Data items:
• • •

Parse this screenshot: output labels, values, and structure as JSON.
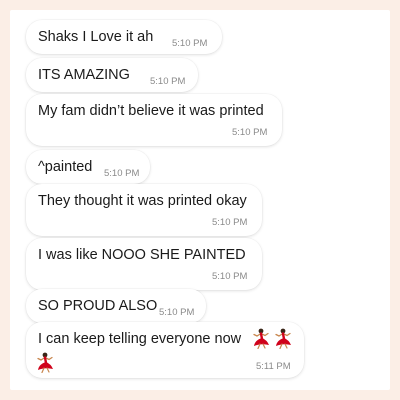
{
  "conversation": {
    "messages": [
      {
        "text": "Shaks I Love it ah",
        "time": "5:10 PM"
      },
      {
        "text": "ITS AMAZING",
        "time": "5:10 PM"
      },
      {
        "text": "My fam didn’t believe it was printed",
        "time": "5:10 PM"
      },
      {
        "text": "^painted",
        "time": "5:10 PM"
      },
      {
        "text": "They thought it was printed okay",
        "time": "5:10 PM"
      },
      {
        "text": "I was like NOOO SHE PAINTED",
        "time": "5:10 PM"
      },
      {
        "text": "SO PROUD ALSO",
        "time": "5:10 PM"
      },
      {
        "text": "I can keep telling everyone now",
        "time": "5:11 PM",
        "emoji": [
          "dancer-icon",
          "dancer-icon",
          "dancer-icon"
        ]
      }
    ]
  },
  "colors": {
    "page_background": "#fbeee6",
    "bubble_background": "#ffffff",
    "text": "#1a1a1a",
    "timestamp": "#8a8a8a",
    "emoji_red": "#d0021b"
  }
}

• • •

Reproduce the data word for word, excluding its pictures.

WRITTEN SOLUTION:
Parse this screenshot: output labels, values, and structure as JSON.
{
  "conversation": {
    "messages": [
      {
        "text": "Shaks I Love it ah",
        "time": "5:10 PM"
      },
      {
        "text": "ITS AMAZING",
        "time": "5:10 PM"
      },
      {
        "text": "My fam didn’t believe it was printed",
        "time": "5:10 PM"
      },
      {
        "text": "^painted",
        "time": "5:10 PM"
      },
      {
        "text": "They thought it was printed okay",
        "time": "5:10 PM"
      },
      {
        "text": "I was like NOOO SHE PAINTED",
        "time": "5:10 PM"
      },
      {
        "text": "SO PROUD ALSO",
        "time": "5:10 PM"
      },
      {
        "text": "I can keep telling everyone now",
        "time": "5:11 PM",
        "emoji": [
          "dancer-icon",
          "dancer-icon",
          "dancer-icon"
        ]
      }
    ]
  },
  "colors": {
    "page_background": "#fbeee6",
    "bubble_background": "#ffffff",
    "text": "#1a1a1a",
    "timestamp": "#8a8a8a",
    "emoji_red": "#d0021b"
  }
}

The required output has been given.